## Short exercise:
Your task is to transcribe all of the records exactly and leave out the pictures.

● ● ●

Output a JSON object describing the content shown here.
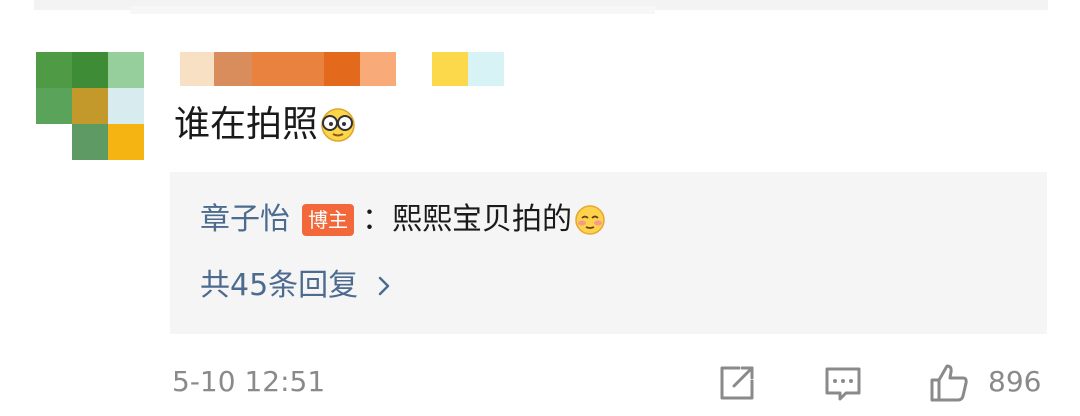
{
  "comment": {
    "text": "谁在拍照",
    "emoji": "glasses-face-icon",
    "timestamp": "5-10 12:51",
    "like_count": "896"
  },
  "reply": {
    "author": "章子怡",
    "badge": "博主",
    "colon": "：",
    "text": "熙熙宝贝拍的",
    "emoji": "blush-face-icon"
  },
  "replies_link": {
    "label": "共45条回复"
  },
  "actions": {
    "share": "share-icon",
    "comment": "comment-icon",
    "like": "thumbs-up-icon"
  },
  "colors": {
    "link": "#4d6a8f",
    "badge": "#f2683a",
    "text": "#1a1a1a",
    "meta": "#8a8a8a",
    "reply_bg": "#f5f5f5"
  }
}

● ● ●

## Answer to the problem:
Output a JSON object describing the content shown here.
{
  "comment": {
    "text": "谁在拍照",
    "emoji": "glasses-face-icon",
    "timestamp": "5-10 12:51",
    "like_count": "896"
  },
  "reply": {
    "author": "章子怡",
    "badge": "博主",
    "colon": "：",
    "text": "熙熙宝贝拍的",
    "emoji": "blush-face-icon"
  },
  "replies_link": {
    "label": "共45条回复"
  },
  "actions": {
    "share": "share-icon",
    "comment": "comment-icon",
    "like": "thumbs-up-icon"
  },
  "colors": {
    "link": "#4d6a8f",
    "badge": "#f2683a",
    "text": "#1a1a1a",
    "meta": "#8a8a8a",
    "reply_bg": "#f5f5f5"
  }
}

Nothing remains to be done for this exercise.